- [Task brief]: Transcribe all records exactly.

━━━

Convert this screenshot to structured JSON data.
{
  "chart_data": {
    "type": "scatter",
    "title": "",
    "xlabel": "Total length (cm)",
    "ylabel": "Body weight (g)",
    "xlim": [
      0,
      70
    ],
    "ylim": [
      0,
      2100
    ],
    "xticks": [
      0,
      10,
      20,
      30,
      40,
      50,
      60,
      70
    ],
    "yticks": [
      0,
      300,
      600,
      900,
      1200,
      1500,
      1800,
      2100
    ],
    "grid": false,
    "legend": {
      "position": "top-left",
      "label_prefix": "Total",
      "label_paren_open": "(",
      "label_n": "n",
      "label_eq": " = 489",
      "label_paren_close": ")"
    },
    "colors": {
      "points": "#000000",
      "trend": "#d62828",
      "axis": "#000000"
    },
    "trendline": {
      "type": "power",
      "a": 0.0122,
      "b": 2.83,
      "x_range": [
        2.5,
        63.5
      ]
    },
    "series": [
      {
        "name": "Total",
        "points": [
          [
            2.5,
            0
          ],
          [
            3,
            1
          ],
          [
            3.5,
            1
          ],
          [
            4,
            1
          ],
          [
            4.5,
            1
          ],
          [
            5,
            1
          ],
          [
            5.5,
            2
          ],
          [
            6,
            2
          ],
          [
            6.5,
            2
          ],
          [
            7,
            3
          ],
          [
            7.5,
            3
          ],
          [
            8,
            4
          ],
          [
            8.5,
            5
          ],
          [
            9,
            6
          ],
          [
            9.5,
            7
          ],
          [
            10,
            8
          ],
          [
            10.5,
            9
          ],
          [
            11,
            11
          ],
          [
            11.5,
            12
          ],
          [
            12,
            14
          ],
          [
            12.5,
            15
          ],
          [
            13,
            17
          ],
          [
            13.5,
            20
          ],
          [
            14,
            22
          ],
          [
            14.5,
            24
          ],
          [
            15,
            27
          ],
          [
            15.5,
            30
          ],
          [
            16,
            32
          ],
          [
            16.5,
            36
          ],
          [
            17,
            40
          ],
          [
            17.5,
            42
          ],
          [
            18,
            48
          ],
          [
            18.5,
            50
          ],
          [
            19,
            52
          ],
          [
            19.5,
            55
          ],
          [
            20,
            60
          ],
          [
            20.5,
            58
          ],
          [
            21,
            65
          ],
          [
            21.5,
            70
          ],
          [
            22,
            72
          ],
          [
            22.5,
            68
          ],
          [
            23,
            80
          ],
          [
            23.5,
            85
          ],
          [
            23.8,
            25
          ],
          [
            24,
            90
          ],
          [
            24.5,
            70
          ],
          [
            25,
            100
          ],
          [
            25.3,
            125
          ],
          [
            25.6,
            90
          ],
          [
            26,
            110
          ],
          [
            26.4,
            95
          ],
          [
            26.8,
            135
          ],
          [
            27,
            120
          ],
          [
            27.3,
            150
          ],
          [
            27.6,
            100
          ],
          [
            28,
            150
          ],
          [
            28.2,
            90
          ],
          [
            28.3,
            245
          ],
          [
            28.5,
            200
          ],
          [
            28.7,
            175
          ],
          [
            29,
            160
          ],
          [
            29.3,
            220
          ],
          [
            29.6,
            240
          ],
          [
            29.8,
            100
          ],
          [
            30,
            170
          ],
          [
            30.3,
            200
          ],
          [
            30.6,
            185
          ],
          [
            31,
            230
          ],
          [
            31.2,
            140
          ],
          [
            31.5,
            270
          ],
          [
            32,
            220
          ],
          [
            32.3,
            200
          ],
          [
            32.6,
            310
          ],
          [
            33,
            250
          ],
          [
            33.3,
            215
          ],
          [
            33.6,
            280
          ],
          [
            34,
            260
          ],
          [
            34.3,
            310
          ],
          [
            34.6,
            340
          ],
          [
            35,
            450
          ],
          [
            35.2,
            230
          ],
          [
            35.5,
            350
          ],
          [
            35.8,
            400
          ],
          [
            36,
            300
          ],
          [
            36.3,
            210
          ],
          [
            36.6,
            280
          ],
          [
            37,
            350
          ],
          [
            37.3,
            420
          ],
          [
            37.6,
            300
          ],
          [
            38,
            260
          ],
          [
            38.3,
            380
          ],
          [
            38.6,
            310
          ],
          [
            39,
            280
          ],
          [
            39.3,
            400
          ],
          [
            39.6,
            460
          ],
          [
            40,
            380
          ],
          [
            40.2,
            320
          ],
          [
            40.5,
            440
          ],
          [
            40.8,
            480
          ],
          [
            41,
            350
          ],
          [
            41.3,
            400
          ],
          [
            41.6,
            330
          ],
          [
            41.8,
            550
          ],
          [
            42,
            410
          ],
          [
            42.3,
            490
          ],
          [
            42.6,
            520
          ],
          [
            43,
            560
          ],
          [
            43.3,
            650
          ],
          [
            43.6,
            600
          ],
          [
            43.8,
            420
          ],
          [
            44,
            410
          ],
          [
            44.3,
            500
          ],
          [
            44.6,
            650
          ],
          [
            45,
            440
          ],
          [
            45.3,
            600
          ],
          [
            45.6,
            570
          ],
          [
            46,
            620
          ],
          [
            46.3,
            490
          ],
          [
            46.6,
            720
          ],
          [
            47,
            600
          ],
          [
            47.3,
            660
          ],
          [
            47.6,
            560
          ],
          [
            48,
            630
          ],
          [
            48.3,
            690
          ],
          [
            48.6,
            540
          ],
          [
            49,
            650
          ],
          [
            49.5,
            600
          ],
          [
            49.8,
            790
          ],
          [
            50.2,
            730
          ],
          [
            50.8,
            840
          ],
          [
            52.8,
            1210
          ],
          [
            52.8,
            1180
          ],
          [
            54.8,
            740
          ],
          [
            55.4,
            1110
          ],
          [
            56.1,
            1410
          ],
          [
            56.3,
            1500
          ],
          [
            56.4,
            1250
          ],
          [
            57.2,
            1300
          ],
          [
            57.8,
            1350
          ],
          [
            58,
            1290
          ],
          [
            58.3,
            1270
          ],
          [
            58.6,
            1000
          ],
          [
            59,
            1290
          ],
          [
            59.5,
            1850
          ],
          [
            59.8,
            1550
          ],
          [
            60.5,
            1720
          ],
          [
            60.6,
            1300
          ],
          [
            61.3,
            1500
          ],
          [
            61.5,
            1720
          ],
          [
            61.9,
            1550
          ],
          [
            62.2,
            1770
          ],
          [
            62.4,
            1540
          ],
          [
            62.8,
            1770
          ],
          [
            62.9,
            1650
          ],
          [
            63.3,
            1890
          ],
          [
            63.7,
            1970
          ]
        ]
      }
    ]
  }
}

━━━

- [Final answer]:
Convert this screenshot to structured JSON data.
{
  "chart_data": {
    "type": "scatter",
    "title": "",
    "xlabel": "Total length (cm)",
    "ylabel": "Body weight (g)",
    "xlim": [
      0,
      70
    ],
    "ylim": [
      0,
      2100
    ],
    "xticks": [
      0,
      10,
      20,
      30,
      40,
      50,
      60,
      70
    ],
    "yticks": [
      0,
      300,
      600,
      900,
      1200,
      1500,
      1800,
      2100
    ],
    "grid": false,
    "legend": {
      "position": "top-left",
      "label_prefix": "Total",
      "label_paren_open": "(",
      "label_n": "n",
      "label_eq": " = 489",
      "label_paren_close": ")"
    },
    "colors": {
      "points": "#000000",
      "trend": "#d62828",
      "axis": "#000000"
    },
    "trendline": {
      "type": "power",
      "a": 0.0122,
      "b": 2.83,
      "x_range": [
        2.5,
        63.5
      ]
    },
    "series": [
      {
        "name": "Total",
        "points": [
          [
            2.5,
            0
          ],
          [
            3,
            1
          ],
          [
            3.5,
            1
          ],
          [
            4,
            1
          ],
          [
            4.5,
            1
          ],
          [
            5,
            1
          ],
          [
            5.5,
            2
          ],
          [
            6,
            2
          ],
          [
            6.5,
            2
          ],
          [
            7,
            3
          ],
          [
            7.5,
            3
          ],
          [
            8,
            4
          ],
          [
            8.5,
            5
          ],
          [
            9,
            6
          ],
          [
            9.5,
            7
          ],
          [
            10,
            8
          ],
          [
            10.5,
            9
          ],
          [
            11,
            11
          ],
          [
            11.5,
            12
          ],
          [
            12,
            14
          ],
          [
            12.5,
            15
          ],
          [
            13,
            17
          ],
          [
            13.5,
            20
          ],
          [
            14,
            22
          ],
          [
            14.5,
            24
          ],
          [
            15,
            27
          ],
          [
            15.5,
            30
          ],
          [
            16,
            32
          ],
          [
            16.5,
            36
          ],
          [
            17,
            40
          ],
          [
            17.5,
            42
          ],
          [
            18,
            48
          ],
          [
            18.5,
            50
          ],
          [
            19,
            52
          ],
          [
            19.5,
            55
          ],
          [
            20,
            60
          ],
          [
            20.5,
            58
          ],
          [
            21,
            65
          ],
          [
            21.5,
            70
          ],
          [
            22,
            72
          ],
          [
            22.5,
            68
          ],
          [
            23,
            80
          ],
          [
            23.5,
            85
          ],
          [
            23.8,
            25
          ],
          [
            24,
            90
          ],
          [
            24.5,
            70
          ],
          [
            25,
            100
          ],
          [
            25.3,
            125
          ],
          [
            25.6,
            90
          ],
          [
            26,
            110
          ],
          [
            26.4,
            95
          ],
          [
            26.8,
            135
          ],
          [
            27,
            120
          ],
          [
            27.3,
            150
          ],
          [
            27.6,
            100
          ],
          [
            28,
            150
          ],
          [
            28.2,
            90
          ],
          [
            28.3,
            245
          ],
          [
            28.5,
            200
          ],
          [
            28.7,
            175
          ],
          [
            29,
            160
          ],
          [
            29.3,
            220
          ],
          [
            29.6,
            240
          ],
          [
            29.8,
            100
          ],
          [
            30,
            170
          ],
          [
            30.3,
            200
          ],
          [
            30.6,
            185
          ],
          [
            31,
            230
          ],
          [
            31.2,
            140
          ],
          [
            31.5,
            270
          ],
          [
            32,
            220
          ],
          [
            32.3,
            200
          ],
          [
            32.6,
            310
          ],
          [
            33,
            250
          ],
          [
            33.3,
            215
          ],
          [
            33.6,
            280
          ],
          [
            34,
            260
          ],
          [
            34.3,
            310
          ],
          [
            34.6,
            340
          ],
          [
            35,
            450
          ],
          [
            35.2,
            230
          ],
          [
            35.5,
            350
          ],
          [
            35.8,
            400
          ],
          [
            36,
            300
          ],
          [
            36.3,
            210
          ],
          [
            36.6,
            280
          ],
          [
            37,
            350
          ],
          [
            37.3,
            420
          ],
          [
            37.6,
            300
          ],
          [
            38,
            260
          ],
          [
            38.3,
            380
          ],
          [
            38.6,
            310
          ],
          [
            39,
            280
          ],
          [
            39.3,
            400
          ],
          [
            39.6,
            460
          ],
          [
            40,
            380
          ],
          [
            40.2,
            320
          ],
          [
            40.5,
            440
          ],
          [
            40.8,
            480
          ],
          [
            41,
            350
          ],
          [
            41.3,
            400
          ],
          [
            41.6,
            330
          ],
          [
            41.8,
            550
          ],
          [
            42,
            410
          ],
          [
            42.3,
            490
          ],
          [
            42.6,
            520
          ],
          [
            43,
            560
          ],
          [
            43.3,
            650
          ],
          [
            43.6,
            600
          ],
          [
            43.8,
            420
          ],
          [
            44,
            410
          ],
          [
            44.3,
            500
          ],
          [
            44.6,
            650
          ],
          [
            45,
            440
          ],
          [
            45.3,
            600
          ],
          [
            45.6,
            570
          ],
          [
            46,
            620
          ],
          [
            46.3,
            490
          ],
          [
            46.6,
            720
          ],
          [
            47,
            600
          ],
          [
            47.3,
            660
          ],
          [
            47.6,
            560
          ],
          [
            48,
            630
          ],
          [
            48.3,
            690
          ],
          [
            48.6,
            540
          ],
          [
            49,
            650
          ],
          [
            49.5,
            600
          ],
          [
            49.8,
            790
          ],
          [
            50.2,
            730
          ],
          [
            50.8,
            840
          ],
          [
            52.8,
            1210
          ],
          [
            52.8,
            1180
          ],
          [
            54.8,
            740
          ],
          [
            55.4,
            1110
          ],
          [
            56.1,
            1410
          ],
          [
            56.3,
            1500
          ],
          [
            56.4,
            1250
          ],
          [
            57.2,
            1300
          ],
          [
            57.8,
            1350
          ],
          [
            58,
            1290
          ],
          [
            58.3,
            1270
          ],
          [
            58.6,
            1000
          ],
          [
            59,
            1290
          ],
          [
            59.5,
            1850
          ],
          [
            59.8,
            1550
          ],
          [
            60.5,
            1720
          ],
          [
            60.6,
            1300
          ],
          [
            61.3,
            1500
          ],
          [
            61.5,
            1720
          ],
          [
            61.9,
            1550
          ],
          [
            62.2,
            1770
          ],
          [
            62.4,
            1540
          ],
          [
            62.8,
            1770
          ],
          [
            62.9,
            1650
          ],
          [
            63.3,
            1890
          ],
          [
            63.7,
            1970
          ]
        ]
      }
    ]
  }
}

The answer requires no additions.